- Supplied material:
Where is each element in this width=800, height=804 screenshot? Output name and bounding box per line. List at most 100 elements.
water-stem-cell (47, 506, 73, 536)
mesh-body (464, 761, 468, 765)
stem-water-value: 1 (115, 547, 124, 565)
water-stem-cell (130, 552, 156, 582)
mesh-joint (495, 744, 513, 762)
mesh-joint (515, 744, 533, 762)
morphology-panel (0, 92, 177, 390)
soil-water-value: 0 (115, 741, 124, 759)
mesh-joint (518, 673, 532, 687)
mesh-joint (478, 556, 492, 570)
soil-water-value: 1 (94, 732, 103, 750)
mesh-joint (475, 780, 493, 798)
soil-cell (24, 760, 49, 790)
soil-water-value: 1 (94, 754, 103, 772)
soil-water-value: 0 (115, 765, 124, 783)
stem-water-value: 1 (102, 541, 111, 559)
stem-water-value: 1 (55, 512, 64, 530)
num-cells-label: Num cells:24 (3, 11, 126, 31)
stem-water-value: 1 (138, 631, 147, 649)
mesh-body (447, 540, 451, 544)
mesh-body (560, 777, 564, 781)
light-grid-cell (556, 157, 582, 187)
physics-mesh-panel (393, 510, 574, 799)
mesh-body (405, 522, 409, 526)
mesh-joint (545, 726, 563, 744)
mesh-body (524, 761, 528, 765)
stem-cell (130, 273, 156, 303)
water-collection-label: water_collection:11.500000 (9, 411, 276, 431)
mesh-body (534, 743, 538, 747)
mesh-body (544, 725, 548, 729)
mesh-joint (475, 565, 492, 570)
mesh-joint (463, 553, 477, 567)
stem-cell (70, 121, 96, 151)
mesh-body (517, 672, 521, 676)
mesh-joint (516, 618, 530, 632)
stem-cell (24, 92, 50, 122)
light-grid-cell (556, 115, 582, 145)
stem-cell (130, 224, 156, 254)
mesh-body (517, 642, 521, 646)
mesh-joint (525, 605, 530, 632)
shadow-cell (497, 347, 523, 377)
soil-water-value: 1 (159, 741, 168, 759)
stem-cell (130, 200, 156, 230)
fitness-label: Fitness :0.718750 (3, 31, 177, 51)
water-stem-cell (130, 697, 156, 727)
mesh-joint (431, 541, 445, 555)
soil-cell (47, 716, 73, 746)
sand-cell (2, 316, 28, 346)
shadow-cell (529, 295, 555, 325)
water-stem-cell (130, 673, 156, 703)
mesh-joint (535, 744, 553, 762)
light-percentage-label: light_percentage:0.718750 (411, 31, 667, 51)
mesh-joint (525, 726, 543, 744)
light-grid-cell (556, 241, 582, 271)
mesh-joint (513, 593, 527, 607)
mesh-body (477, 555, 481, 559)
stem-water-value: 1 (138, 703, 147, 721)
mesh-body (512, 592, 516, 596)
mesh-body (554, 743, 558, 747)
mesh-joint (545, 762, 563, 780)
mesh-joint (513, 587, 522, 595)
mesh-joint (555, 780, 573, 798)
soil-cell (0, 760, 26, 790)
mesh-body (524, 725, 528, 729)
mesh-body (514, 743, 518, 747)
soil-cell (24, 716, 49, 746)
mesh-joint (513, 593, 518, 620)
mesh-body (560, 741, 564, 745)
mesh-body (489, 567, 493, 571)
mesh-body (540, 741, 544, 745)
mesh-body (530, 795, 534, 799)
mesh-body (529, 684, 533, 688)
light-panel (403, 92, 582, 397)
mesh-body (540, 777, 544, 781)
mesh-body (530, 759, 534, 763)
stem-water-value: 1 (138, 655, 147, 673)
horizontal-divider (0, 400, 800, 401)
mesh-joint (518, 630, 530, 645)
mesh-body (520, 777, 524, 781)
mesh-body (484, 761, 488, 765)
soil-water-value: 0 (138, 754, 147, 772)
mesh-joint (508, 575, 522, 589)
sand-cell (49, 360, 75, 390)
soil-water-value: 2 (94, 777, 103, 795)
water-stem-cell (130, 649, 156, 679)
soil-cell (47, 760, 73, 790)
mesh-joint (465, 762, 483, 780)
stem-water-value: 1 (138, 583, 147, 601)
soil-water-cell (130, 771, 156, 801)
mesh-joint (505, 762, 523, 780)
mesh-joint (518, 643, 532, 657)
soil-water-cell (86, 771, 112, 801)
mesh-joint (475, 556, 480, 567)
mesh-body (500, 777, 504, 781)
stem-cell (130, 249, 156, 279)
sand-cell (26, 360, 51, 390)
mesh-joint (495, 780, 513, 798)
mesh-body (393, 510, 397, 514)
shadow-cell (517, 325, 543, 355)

- The task:
Please return the whole listing, line for line, exactly.

- Your solution:
Where is each element in this width=800, height=804 screenshot? Output name and bounding box per line. List at most 100 elements.
water-stem-cell (47, 506, 73, 536)
mesh-body (464, 761, 468, 765)
stem-water-value: 1 (115, 547, 124, 565)
water-stem-cell (130, 552, 156, 582)
mesh-joint (495, 744, 513, 762)
mesh-joint (515, 744, 533, 762)
morphology-panel (0, 92, 177, 390)
soil-water-value: 0 (115, 741, 124, 759)
mesh-joint (518, 673, 532, 687)
mesh-joint (478, 556, 492, 570)
soil-water-value: 1 (94, 732, 103, 750)
mesh-joint (475, 780, 493, 798)
soil-cell (24, 760, 49, 790)
soil-water-value: 1 (94, 754, 103, 772)
soil-water-value: 0 (115, 765, 124, 783)
stem-water-value: 1 (102, 541, 111, 559)
stem-water-value: 1 (55, 512, 64, 530)
num-cells-label: Num cells:24 (3, 11, 126, 31)
stem-water-value: 1 (138, 631, 147, 649)
mesh-body (447, 540, 451, 544)
mesh-body (560, 777, 564, 781)
light-grid-cell (556, 157, 582, 187)
physics-mesh-panel (393, 510, 574, 799)
mesh-body (405, 522, 409, 526)
mesh-joint (545, 726, 563, 744)
mesh-body (524, 761, 528, 765)
stem-cell (130, 273, 156, 303)
water-collection-label: water_collection:11.500000 (9, 411, 276, 431)
mesh-body (534, 743, 538, 747)
mesh-body (544, 725, 548, 729)
mesh-joint (475, 565, 492, 570)
mesh-joint (463, 553, 477, 567)
stem-cell (70, 121, 96, 151)
mesh-body (517, 672, 521, 676)
mesh-joint (516, 618, 530, 632)
stem-cell (24, 92, 50, 122)
light-grid-cell (556, 115, 582, 145)
stem-cell (130, 224, 156, 254)
mesh-body (517, 642, 521, 646)
mesh-joint (525, 605, 530, 632)
shadow-cell (497, 347, 523, 377)
soil-water-value: 1 (159, 741, 168, 759)
stem-cell (130, 200, 156, 230)
fitness-label: Fitness :0.718750 (3, 31, 177, 51)
water-stem-cell (130, 697, 156, 727)
mesh-joint (431, 541, 445, 555)
soil-cell (47, 716, 73, 746)
sand-cell (2, 316, 28, 346)
shadow-cell (529, 295, 555, 325)
water-stem-cell (130, 673, 156, 703)
mesh-joint (535, 744, 553, 762)
light-percentage-label: light_percentage:0.718750 (411, 31, 667, 51)
mesh-joint (525, 726, 543, 744)
light-grid-cell (556, 241, 582, 271)
mesh-joint (513, 593, 527, 607)
mesh-body (477, 555, 481, 559)
stem-water-value: 1 (138, 703, 147, 721)
mesh-body (512, 592, 516, 596)
mesh-body (554, 743, 558, 747)
mesh-joint (545, 762, 563, 780)
mesh-joint (513, 587, 522, 595)
mesh-joint (555, 780, 573, 798)
soil-cell (0, 760, 26, 790)
mesh-body (524, 725, 528, 729)
mesh-body (514, 743, 518, 747)
soil-cell (24, 716, 49, 746)
mesh-joint (513, 593, 518, 620)
mesh-body (560, 741, 564, 745)
mesh-body (489, 567, 493, 571)
mesh-body (540, 741, 544, 745)
mesh-body (530, 795, 534, 799)
mesh-body (529, 684, 533, 688)
light-panel (403, 92, 582, 397)
mesh-body (540, 777, 544, 781)
mesh-body (530, 759, 534, 763)
stem-water-value: 1 (138, 655, 147, 673)
horizontal-divider (0, 400, 800, 401)
mesh-joint (518, 630, 530, 645)
mesh-body (520, 777, 524, 781)
mesh-body (484, 761, 488, 765)
soil-water-value: 0 (138, 754, 147, 772)
mesh-joint (508, 575, 522, 589)
sand-cell (49, 360, 75, 390)
soil-water-value: 2 (94, 777, 103, 795)
water-stem-cell (130, 649, 156, 679)
soil-cell (47, 760, 73, 790)
mesh-joint (465, 762, 483, 780)
stem-water-value: 1 (138, 583, 147, 601)
soil-water-cell (130, 771, 156, 801)
mesh-joint (505, 762, 523, 780)
mesh-joint (518, 643, 532, 657)
soil-water-cell (86, 771, 112, 801)
mesh-joint (475, 556, 480, 567)
mesh-body (500, 777, 504, 781)
stem-cell (130, 249, 156, 279)
sand-cell (26, 360, 51, 390)
mesh-joint (495, 780, 513, 798)
mesh-body (393, 510, 397, 514)
shadow-cell (517, 325, 543, 355)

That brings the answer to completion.